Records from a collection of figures
--- start ---
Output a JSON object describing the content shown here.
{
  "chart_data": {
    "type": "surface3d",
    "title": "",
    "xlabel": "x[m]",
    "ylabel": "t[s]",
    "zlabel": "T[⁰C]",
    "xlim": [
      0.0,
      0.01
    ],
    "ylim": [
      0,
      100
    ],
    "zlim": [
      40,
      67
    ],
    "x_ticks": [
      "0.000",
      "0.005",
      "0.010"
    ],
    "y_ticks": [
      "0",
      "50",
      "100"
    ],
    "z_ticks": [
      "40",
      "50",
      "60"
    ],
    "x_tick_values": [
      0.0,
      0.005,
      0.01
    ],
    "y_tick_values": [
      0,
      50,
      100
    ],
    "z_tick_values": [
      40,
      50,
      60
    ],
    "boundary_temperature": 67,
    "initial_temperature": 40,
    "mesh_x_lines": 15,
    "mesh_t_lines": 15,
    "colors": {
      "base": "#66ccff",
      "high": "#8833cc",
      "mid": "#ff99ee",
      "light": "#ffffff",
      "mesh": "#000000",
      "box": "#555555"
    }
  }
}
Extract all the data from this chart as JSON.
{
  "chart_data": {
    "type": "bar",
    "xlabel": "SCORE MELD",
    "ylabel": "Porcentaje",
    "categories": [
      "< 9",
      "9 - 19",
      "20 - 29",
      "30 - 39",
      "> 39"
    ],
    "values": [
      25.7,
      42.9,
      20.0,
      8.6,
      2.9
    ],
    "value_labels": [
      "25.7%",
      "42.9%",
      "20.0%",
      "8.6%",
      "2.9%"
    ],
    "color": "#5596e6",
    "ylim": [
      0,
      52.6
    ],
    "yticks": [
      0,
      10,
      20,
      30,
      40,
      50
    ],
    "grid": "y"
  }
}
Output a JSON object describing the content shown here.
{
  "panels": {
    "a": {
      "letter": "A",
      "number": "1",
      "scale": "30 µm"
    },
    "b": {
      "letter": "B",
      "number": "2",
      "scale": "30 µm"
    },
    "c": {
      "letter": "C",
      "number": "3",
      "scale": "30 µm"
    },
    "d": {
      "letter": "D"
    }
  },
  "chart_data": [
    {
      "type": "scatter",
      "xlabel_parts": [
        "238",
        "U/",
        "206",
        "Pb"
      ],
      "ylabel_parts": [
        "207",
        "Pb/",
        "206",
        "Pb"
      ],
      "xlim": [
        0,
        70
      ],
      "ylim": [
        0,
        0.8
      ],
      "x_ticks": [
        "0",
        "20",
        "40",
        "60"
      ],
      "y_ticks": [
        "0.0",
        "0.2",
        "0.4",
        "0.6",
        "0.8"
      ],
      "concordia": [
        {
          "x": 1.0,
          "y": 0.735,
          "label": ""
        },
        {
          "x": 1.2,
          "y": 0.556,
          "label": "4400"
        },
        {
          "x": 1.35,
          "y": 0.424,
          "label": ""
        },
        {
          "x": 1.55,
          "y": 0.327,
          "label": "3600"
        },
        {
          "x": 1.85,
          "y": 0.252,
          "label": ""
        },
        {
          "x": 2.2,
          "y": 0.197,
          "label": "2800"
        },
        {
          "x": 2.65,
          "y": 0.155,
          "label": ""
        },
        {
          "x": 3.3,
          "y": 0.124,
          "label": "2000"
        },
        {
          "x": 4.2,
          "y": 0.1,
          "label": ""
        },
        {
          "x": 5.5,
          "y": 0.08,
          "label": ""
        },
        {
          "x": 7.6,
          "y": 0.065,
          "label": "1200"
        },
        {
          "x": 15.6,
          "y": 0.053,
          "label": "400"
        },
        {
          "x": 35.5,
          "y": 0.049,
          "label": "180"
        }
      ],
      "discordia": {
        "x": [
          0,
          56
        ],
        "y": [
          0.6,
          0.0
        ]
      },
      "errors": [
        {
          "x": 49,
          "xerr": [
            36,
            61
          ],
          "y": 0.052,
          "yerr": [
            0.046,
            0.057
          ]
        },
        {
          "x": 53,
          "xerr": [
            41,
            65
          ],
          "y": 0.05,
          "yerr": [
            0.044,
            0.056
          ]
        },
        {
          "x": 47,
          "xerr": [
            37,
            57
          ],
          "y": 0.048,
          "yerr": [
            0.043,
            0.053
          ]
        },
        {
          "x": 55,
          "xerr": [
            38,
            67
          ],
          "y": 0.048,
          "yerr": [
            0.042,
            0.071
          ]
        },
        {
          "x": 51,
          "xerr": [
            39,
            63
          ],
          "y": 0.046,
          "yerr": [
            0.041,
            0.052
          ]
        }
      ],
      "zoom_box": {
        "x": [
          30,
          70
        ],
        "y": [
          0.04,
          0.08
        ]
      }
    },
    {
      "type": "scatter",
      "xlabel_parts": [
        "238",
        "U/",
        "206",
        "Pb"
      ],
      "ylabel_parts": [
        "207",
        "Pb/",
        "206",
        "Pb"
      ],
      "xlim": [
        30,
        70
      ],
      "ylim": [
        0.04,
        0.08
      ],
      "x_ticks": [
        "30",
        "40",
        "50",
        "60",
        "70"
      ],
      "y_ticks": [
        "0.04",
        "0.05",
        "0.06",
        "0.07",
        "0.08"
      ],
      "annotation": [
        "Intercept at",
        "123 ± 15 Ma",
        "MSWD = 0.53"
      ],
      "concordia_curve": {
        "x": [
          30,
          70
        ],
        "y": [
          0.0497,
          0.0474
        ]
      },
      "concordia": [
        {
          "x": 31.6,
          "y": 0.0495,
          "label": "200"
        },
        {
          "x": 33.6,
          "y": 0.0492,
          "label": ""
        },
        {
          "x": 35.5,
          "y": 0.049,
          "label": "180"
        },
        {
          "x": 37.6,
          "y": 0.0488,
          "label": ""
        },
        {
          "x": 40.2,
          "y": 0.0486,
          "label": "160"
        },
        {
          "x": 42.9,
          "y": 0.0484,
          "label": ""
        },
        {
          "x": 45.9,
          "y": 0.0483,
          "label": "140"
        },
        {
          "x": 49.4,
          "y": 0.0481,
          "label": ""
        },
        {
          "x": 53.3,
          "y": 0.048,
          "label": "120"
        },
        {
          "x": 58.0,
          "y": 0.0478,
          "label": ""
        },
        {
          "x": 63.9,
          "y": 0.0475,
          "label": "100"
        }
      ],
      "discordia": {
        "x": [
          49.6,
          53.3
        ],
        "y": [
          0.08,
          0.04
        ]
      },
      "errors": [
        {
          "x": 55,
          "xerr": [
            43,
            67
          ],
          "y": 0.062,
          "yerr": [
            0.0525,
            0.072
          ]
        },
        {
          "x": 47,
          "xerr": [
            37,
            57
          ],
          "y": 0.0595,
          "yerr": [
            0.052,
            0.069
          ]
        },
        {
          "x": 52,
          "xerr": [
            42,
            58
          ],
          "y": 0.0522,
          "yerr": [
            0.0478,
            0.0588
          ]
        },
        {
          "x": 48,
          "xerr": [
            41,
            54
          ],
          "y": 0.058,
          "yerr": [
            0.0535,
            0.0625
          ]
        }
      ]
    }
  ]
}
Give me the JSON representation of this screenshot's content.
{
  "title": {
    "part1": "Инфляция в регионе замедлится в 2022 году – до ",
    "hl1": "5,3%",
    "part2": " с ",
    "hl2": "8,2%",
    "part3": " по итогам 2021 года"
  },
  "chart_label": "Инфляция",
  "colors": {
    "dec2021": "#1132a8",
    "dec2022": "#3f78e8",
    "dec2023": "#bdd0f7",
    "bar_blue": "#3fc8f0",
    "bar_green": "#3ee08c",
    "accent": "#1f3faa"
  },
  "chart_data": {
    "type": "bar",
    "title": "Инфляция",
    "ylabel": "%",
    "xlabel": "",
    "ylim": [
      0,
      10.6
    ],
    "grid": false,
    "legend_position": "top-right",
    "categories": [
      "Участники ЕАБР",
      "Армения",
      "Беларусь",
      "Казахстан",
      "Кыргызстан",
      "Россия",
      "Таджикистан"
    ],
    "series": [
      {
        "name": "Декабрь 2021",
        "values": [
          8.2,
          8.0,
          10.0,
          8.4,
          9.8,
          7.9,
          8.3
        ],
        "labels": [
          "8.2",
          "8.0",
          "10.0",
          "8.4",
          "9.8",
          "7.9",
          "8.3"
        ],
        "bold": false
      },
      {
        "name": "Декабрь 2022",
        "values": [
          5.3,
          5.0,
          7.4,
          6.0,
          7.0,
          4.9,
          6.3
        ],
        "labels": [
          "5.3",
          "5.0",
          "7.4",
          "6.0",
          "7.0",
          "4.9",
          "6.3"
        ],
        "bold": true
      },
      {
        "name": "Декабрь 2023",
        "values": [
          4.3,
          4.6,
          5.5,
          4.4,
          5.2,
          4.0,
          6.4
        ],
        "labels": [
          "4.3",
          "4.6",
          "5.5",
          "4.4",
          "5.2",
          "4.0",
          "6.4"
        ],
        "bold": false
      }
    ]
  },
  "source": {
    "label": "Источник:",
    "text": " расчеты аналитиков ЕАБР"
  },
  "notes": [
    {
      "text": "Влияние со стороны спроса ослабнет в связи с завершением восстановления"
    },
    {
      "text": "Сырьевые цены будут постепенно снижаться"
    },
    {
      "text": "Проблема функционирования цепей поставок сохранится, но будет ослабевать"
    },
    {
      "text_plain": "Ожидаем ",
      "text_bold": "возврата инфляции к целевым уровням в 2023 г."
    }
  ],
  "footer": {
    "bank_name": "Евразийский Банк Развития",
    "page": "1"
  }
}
--- end ---
### Task instructions
Report how many lines of the records above contain the word "ЕАБР", and give only that number.

### Final answer
2